▶ **EXERCISE MATERIALS**:
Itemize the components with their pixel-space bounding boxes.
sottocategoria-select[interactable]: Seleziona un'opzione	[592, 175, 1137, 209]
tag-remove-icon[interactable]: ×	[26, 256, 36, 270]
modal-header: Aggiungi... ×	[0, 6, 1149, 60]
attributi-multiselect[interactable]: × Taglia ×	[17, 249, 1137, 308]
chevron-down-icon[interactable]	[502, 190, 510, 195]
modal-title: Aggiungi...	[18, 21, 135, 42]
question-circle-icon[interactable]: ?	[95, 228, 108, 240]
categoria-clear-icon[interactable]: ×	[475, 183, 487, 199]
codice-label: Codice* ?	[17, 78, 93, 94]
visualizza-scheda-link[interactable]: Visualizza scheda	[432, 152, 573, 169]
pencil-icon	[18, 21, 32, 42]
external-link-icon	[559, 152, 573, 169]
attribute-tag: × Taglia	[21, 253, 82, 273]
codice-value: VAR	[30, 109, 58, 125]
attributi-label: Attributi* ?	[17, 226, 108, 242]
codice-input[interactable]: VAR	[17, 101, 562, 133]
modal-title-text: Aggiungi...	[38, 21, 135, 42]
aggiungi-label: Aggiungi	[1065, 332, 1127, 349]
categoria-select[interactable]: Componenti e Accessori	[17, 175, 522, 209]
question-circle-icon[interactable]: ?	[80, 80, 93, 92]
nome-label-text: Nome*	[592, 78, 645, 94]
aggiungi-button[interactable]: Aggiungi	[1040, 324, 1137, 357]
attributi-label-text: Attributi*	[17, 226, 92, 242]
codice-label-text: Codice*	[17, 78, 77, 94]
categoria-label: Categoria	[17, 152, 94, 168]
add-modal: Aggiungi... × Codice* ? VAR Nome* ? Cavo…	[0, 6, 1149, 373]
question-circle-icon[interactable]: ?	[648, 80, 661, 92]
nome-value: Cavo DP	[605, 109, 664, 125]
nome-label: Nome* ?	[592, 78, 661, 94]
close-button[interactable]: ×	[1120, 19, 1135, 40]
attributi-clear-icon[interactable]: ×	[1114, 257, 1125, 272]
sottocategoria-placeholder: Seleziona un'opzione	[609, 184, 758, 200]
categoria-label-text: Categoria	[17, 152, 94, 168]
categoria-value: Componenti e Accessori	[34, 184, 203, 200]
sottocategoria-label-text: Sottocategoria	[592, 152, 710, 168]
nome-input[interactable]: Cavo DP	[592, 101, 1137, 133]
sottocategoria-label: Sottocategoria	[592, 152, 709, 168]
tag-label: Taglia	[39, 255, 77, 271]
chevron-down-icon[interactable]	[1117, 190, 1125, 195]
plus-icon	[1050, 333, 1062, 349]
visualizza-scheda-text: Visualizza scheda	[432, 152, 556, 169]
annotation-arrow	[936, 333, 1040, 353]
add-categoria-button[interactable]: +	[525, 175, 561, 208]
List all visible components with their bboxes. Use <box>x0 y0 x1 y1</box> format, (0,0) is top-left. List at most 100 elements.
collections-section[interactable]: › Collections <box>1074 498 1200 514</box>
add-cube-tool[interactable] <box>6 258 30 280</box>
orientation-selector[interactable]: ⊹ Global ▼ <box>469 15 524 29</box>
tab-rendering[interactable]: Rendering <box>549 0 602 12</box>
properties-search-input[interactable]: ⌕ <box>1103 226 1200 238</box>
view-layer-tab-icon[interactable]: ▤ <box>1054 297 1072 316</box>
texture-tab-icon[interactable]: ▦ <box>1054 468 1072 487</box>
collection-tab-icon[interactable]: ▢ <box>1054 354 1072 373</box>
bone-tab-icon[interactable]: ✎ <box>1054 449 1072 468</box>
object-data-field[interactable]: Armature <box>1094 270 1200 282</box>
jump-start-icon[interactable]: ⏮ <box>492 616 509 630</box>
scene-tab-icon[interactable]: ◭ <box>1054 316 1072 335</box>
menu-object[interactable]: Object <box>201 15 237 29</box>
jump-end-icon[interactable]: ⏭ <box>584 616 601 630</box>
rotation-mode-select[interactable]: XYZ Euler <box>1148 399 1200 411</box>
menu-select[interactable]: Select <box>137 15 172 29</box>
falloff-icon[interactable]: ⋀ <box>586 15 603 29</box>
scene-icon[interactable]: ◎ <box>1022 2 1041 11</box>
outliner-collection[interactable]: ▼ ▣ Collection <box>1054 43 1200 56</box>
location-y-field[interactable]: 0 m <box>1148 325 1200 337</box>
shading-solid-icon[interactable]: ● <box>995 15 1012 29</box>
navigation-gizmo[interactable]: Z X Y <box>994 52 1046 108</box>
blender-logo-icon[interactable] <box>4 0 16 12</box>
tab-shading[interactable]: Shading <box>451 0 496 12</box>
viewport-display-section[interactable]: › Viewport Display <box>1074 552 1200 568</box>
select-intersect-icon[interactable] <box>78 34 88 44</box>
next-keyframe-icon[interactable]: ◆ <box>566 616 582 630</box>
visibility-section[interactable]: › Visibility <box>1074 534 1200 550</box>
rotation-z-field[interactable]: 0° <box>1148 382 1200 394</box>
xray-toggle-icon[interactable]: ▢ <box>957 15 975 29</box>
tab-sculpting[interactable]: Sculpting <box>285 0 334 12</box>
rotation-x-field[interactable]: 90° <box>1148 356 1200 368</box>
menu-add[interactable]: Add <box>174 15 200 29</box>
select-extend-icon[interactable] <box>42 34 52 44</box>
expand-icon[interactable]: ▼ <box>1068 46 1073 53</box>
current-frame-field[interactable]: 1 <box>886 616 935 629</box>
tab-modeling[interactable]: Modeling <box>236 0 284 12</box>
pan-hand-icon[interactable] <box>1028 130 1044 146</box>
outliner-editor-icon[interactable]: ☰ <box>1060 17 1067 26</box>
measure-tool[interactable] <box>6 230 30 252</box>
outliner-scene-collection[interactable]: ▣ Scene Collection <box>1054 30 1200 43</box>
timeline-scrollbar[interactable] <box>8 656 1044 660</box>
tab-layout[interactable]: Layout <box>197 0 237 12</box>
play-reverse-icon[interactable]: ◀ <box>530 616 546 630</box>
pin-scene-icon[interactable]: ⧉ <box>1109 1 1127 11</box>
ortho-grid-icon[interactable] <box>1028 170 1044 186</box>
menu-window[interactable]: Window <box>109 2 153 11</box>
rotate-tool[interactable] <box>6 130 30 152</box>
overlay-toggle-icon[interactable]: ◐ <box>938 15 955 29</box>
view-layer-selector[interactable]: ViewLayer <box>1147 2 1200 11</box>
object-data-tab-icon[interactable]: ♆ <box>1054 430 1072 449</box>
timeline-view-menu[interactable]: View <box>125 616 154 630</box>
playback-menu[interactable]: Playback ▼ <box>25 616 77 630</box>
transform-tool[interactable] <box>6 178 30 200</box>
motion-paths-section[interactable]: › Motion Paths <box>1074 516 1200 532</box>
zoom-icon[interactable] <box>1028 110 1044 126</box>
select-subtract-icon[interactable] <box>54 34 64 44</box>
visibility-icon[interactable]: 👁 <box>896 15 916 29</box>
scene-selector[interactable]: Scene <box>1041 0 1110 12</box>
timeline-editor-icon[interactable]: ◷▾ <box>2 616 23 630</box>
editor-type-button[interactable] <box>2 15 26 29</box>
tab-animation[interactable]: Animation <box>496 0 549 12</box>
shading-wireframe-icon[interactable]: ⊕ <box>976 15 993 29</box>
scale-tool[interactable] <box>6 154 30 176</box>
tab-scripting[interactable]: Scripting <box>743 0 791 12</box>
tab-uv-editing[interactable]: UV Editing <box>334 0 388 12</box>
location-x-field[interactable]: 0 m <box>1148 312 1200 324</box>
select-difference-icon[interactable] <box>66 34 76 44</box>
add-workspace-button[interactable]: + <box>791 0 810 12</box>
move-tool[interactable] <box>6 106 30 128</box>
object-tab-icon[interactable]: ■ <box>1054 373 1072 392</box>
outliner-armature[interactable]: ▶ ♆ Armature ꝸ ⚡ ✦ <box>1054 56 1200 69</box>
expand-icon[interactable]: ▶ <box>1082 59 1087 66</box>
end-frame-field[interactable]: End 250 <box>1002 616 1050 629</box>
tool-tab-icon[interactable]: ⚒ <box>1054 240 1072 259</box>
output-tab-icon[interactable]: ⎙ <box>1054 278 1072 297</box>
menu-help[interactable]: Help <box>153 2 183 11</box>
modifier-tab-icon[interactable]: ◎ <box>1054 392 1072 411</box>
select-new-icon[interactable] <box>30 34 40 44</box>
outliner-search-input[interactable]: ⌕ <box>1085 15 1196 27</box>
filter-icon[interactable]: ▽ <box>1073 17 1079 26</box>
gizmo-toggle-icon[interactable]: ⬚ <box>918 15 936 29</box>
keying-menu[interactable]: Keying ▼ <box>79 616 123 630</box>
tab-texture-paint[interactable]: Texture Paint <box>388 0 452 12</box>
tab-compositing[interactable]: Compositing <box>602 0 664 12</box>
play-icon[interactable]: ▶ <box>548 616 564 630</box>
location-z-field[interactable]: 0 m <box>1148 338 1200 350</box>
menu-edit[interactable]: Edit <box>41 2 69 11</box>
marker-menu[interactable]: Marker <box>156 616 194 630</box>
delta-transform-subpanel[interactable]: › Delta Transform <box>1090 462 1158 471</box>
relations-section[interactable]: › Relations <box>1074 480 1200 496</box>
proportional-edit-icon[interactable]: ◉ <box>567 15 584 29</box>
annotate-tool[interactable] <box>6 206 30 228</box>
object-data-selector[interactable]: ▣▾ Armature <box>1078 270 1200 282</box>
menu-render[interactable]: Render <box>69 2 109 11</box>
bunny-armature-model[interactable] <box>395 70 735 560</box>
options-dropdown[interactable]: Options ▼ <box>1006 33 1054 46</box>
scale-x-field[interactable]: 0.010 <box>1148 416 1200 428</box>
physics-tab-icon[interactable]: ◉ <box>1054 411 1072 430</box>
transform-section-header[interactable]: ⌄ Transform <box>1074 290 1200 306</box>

▶ **OBJECTIVE**:
Repeat the records from the first line through the line containing "226, 108, 242]", swapping "Taglia" for "Colore" and keeping everything else the same.

▶ **THE ANSWER**:
Itemize the components with their pixel-space bounding boxes.
sottocategoria-select[interactable]: Seleziona un'opzione	[592, 175, 1137, 209]
tag-remove-icon[interactable]: ×	[26, 256, 36, 270]
modal-header: Aggiungi... ×	[0, 6, 1149, 60]
attributi-multiselect[interactable]: × Colore ×	[17, 249, 1137, 308]
chevron-down-icon[interactable]	[502, 190, 510, 195]
modal-title: Aggiungi...	[18, 21, 135, 42]
question-circle-icon[interactable]: ?	[95, 228, 108, 240]
categoria-clear-icon[interactable]: ×	[475, 183, 487, 199]
codice-label: Codice* ?	[17, 78, 93, 94]
visualizza-scheda-link[interactable]: Visualizza scheda	[432, 152, 573, 169]
pencil-icon	[18, 21, 32, 42]
external-link-icon	[559, 152, 573, 169]
attribute-tag: × Colore	[21, 253, 82, 273]
codice-value: VAR	[30, 109, 58, 125]
attributi-label: Attributi* ?	[17, 226, 108, 242]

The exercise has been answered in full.